### PROBLEM TO WORK ON:
In the material below, find all lines with the string "barcelona" and copy them.

### EXTRACTED ENTRIES:
__________

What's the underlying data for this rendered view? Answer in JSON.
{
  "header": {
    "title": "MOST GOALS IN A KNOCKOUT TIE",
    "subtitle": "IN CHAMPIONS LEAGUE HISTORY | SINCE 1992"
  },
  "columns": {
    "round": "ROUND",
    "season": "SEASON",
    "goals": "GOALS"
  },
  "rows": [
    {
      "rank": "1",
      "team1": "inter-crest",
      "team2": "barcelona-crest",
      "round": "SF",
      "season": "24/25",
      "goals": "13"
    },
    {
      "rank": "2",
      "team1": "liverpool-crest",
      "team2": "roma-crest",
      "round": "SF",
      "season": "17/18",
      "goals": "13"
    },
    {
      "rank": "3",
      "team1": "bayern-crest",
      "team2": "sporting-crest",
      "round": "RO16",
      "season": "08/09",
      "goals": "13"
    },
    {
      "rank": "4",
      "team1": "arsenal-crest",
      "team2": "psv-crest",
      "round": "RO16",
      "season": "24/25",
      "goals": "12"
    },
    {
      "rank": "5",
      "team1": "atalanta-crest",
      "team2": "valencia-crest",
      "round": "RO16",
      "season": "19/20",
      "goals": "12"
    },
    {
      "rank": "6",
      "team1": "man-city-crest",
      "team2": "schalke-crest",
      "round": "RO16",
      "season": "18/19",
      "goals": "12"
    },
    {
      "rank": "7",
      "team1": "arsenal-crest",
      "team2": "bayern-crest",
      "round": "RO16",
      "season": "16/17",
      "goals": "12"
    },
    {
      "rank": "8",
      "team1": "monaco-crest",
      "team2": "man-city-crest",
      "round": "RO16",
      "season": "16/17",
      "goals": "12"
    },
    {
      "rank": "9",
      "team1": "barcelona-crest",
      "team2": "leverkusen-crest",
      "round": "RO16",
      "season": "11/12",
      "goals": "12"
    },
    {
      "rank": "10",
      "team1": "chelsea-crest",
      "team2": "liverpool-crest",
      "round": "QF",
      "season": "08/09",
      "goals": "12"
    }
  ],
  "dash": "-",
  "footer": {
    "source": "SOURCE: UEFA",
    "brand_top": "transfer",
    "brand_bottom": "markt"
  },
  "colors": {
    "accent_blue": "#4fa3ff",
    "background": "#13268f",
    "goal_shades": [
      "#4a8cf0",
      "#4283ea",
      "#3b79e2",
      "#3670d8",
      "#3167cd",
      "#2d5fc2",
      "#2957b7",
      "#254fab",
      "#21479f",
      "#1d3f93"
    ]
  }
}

__________

### SOLUTION TO THIS TASK:
      "team2": "barcelona-crest",
      "team1": "barcelona-crest",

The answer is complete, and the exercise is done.